> _Brief_
Read the listing and extract each line that includes the word "structured".

> _Records supplied_
○ ○ ○ ○ ○
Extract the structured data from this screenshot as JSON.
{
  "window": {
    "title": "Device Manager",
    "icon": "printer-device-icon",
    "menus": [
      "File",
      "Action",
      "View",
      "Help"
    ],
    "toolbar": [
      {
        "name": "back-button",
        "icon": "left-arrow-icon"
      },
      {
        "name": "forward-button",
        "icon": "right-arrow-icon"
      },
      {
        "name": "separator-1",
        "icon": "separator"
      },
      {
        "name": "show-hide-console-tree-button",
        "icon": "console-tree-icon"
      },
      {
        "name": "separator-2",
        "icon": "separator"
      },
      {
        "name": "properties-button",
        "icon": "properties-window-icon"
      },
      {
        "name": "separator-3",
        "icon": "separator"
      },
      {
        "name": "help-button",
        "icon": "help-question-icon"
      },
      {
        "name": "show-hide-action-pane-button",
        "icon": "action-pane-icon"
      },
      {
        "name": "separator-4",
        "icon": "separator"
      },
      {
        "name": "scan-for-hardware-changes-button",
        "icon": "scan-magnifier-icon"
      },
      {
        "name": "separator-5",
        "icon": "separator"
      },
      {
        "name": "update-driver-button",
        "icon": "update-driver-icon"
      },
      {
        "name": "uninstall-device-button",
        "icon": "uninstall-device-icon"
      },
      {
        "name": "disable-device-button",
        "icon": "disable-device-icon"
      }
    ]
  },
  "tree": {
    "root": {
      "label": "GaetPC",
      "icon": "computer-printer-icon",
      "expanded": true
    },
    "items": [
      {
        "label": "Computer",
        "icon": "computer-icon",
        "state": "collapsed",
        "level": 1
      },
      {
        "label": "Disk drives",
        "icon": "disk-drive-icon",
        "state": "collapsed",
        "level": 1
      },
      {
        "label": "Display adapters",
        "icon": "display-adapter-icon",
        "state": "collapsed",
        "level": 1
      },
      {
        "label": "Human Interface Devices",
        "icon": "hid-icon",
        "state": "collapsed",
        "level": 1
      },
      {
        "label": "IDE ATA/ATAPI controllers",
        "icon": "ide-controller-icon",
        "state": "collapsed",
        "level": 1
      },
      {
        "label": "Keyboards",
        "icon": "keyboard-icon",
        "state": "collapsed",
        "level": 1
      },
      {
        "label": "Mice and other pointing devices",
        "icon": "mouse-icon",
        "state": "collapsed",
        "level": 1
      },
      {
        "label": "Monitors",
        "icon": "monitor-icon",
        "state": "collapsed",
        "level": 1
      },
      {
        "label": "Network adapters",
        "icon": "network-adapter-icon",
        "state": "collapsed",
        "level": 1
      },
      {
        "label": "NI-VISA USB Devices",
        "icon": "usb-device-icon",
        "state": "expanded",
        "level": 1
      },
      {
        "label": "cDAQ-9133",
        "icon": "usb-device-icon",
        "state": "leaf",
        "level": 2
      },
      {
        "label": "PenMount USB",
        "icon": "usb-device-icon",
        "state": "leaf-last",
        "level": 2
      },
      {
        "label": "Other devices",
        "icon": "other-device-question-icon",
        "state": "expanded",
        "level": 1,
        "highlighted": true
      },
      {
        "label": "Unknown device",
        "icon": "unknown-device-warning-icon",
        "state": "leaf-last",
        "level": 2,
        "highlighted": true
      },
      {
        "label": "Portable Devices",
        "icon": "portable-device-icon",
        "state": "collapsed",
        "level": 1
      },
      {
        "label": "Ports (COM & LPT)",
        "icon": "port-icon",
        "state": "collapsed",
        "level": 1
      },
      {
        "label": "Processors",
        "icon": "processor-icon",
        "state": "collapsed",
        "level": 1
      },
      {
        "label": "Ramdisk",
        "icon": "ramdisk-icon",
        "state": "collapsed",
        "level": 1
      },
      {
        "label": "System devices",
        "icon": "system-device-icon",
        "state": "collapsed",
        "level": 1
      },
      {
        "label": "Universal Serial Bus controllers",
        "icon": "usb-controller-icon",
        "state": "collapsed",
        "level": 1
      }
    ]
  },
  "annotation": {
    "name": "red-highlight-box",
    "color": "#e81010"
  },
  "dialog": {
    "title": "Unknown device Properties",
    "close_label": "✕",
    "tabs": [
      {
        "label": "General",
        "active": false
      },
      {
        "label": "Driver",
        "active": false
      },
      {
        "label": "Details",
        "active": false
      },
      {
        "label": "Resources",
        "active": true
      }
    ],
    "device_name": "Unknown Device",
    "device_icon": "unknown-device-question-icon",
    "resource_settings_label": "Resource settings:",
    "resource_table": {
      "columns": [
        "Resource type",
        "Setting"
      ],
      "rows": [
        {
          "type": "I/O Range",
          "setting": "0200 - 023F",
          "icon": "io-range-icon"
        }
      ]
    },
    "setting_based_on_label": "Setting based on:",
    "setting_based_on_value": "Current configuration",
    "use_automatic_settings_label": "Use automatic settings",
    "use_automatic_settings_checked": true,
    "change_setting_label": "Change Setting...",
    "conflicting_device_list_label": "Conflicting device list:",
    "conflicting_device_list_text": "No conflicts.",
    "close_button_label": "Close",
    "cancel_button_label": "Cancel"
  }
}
○ ○ ○ ○ ○
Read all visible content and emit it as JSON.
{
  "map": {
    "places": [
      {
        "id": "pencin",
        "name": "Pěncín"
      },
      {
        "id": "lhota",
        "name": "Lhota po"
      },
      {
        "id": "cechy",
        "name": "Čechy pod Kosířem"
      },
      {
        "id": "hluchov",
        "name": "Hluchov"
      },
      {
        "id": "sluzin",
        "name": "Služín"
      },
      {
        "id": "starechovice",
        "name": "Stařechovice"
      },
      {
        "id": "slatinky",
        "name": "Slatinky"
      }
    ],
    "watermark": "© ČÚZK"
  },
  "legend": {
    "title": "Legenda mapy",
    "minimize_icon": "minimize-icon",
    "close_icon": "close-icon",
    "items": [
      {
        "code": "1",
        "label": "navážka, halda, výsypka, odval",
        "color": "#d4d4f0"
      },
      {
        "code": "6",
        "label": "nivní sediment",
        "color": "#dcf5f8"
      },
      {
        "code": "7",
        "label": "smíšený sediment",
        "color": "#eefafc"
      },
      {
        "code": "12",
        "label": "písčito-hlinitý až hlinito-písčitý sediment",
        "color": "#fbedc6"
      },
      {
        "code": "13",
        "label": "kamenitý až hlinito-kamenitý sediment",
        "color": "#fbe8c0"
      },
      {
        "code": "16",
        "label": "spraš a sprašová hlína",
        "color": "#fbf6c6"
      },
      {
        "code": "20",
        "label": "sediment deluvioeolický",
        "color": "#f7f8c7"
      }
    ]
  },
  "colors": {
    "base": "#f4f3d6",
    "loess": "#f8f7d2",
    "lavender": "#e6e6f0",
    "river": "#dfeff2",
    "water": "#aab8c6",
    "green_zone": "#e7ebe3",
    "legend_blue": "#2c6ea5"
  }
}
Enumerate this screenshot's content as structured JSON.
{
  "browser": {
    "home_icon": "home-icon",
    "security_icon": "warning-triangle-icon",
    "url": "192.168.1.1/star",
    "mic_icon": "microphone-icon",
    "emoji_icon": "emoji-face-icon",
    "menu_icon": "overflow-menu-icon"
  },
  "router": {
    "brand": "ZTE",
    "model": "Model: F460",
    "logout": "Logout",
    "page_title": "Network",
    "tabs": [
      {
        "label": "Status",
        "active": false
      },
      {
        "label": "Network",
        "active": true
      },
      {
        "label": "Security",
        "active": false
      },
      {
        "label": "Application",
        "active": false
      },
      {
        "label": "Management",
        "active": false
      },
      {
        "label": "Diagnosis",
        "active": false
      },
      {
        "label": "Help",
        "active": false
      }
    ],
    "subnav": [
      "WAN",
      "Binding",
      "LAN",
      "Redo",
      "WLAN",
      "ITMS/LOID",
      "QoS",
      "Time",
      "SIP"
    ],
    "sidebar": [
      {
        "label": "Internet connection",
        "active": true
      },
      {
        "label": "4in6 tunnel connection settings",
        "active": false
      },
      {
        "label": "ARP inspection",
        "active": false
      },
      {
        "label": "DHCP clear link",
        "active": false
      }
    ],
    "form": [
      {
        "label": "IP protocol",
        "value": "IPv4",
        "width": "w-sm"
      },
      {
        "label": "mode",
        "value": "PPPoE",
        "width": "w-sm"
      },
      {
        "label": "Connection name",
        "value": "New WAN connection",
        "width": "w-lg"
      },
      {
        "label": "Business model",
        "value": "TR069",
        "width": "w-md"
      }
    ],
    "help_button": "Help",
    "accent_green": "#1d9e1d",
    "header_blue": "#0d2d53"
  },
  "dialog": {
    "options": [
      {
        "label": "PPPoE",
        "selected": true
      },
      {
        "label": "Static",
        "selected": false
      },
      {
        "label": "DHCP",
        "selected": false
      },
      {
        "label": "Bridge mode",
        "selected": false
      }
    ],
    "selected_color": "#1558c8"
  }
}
○ ○ ○ ○ ○
> _Output for this exercise_
Extract the structured data from this screenshot as JSON.
Enumerate this screenshot's content as structured JSON.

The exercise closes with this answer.